- _Data shown_:
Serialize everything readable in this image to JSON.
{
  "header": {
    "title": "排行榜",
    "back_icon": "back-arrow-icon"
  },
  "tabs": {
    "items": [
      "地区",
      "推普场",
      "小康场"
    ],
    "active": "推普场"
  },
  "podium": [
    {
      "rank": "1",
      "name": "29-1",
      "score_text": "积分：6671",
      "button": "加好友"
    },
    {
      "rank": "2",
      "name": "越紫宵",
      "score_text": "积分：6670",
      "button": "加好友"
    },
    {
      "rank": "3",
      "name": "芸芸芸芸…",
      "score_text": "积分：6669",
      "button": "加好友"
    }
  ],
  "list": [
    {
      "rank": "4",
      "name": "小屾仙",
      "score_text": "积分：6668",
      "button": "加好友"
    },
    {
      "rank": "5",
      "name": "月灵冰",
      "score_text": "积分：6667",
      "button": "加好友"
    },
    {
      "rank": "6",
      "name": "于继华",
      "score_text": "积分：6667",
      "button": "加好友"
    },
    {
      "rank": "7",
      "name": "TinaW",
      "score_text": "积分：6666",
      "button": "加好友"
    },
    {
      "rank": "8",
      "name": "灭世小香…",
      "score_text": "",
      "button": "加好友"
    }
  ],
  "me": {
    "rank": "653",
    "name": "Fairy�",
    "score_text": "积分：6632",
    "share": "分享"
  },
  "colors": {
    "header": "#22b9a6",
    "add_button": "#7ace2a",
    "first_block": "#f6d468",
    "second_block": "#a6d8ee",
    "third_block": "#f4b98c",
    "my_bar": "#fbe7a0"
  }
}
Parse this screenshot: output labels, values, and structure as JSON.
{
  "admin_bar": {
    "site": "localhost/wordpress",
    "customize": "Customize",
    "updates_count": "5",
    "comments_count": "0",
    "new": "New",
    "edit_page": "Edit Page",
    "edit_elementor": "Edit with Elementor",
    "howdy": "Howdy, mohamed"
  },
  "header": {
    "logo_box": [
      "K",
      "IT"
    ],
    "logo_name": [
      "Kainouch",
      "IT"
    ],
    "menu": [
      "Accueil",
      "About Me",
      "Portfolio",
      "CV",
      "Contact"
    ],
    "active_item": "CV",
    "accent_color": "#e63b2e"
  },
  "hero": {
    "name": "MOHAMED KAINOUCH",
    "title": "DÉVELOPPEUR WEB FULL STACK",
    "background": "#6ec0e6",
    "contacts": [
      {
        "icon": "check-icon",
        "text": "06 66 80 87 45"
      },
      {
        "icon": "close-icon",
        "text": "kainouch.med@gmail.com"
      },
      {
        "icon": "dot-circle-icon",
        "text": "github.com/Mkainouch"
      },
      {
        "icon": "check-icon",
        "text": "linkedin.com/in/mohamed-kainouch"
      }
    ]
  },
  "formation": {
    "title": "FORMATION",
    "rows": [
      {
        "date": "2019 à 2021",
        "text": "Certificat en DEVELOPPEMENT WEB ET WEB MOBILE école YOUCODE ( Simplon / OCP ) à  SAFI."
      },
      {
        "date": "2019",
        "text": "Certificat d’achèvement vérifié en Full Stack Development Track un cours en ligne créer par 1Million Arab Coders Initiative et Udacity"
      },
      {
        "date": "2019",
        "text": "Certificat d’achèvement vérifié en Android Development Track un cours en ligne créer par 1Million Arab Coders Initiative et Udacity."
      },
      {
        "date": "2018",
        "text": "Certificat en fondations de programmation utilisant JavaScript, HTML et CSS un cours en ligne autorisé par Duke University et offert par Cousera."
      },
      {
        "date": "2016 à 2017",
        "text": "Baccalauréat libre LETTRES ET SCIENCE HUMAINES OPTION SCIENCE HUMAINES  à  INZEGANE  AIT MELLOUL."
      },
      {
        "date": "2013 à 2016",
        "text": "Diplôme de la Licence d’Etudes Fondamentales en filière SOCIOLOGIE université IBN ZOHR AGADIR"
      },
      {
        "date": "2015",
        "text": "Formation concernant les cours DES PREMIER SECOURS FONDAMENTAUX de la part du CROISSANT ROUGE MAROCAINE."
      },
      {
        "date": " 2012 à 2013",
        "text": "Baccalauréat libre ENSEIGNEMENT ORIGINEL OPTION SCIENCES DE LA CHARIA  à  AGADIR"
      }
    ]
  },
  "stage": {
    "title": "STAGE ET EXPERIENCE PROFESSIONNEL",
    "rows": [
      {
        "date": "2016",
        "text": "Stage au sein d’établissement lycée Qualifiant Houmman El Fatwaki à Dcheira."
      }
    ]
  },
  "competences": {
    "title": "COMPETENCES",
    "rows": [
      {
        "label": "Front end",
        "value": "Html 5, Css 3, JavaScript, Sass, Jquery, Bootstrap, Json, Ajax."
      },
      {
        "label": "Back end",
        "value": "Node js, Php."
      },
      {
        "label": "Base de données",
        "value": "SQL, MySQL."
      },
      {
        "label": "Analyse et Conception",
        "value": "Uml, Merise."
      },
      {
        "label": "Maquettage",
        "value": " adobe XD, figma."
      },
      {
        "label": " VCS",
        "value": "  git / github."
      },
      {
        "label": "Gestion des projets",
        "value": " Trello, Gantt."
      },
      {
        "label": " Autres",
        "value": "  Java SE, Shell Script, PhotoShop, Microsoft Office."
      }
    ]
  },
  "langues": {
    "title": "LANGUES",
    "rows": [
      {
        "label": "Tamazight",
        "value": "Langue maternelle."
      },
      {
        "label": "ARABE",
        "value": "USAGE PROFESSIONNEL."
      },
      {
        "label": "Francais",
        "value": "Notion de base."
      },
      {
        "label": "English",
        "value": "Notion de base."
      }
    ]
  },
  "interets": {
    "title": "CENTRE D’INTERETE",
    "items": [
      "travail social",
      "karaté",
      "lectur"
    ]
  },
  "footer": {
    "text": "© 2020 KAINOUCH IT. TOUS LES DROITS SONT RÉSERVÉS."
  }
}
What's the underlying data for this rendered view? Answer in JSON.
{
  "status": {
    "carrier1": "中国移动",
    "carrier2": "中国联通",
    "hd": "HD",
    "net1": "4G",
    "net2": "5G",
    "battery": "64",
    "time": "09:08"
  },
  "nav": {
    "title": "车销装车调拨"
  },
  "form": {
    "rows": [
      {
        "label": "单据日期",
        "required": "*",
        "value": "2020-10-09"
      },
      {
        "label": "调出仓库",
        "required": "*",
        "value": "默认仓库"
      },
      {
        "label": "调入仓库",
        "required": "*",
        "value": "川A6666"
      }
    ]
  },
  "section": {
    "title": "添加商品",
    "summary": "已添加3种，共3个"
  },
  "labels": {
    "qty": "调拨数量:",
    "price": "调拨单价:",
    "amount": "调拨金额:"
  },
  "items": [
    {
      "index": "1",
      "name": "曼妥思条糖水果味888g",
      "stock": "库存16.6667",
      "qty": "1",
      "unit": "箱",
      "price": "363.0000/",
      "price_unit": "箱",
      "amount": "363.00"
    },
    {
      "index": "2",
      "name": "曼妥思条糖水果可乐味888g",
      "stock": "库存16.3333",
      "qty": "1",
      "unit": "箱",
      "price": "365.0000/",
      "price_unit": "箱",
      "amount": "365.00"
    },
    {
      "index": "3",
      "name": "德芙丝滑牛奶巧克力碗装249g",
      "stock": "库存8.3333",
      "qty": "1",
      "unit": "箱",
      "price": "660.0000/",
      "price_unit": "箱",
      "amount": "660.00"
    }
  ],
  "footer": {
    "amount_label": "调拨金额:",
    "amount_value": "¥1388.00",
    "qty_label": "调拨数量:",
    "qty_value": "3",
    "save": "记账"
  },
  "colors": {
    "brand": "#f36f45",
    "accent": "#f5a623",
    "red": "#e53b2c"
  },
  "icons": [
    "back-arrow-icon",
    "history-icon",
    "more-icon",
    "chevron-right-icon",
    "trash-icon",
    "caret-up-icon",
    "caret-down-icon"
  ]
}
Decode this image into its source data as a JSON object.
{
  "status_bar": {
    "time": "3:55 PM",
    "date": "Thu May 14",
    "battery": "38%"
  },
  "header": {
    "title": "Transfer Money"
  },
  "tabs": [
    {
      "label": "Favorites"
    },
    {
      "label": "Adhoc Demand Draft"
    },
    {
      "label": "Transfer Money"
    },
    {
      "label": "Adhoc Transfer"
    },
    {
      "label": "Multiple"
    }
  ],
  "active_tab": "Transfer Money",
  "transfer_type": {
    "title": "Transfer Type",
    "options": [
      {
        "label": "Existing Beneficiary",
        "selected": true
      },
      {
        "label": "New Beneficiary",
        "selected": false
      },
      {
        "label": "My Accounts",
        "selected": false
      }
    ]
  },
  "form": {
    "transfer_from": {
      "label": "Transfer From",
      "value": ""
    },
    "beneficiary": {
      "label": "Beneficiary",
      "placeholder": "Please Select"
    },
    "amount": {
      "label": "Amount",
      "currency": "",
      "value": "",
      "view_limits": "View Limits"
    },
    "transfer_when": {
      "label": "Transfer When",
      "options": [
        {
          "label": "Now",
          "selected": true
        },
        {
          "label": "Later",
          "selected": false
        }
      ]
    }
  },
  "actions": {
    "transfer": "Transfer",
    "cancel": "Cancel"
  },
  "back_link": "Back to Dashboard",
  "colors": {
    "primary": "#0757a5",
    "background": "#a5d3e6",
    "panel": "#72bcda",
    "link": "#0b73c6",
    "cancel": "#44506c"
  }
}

- _Set task_: From the entries above, select each line containing the string "JavaScript".

- _Full output_:
        "text": "Certificat en fondations de programmation utilisant JavaScript, HTML et CSS un cours en ligne autorisé par Duke University et offert par Cousera."
        "value": "Html 5, Css 3, JavaScript, Sass, Jquery, Bootstrap, Json, Ajax."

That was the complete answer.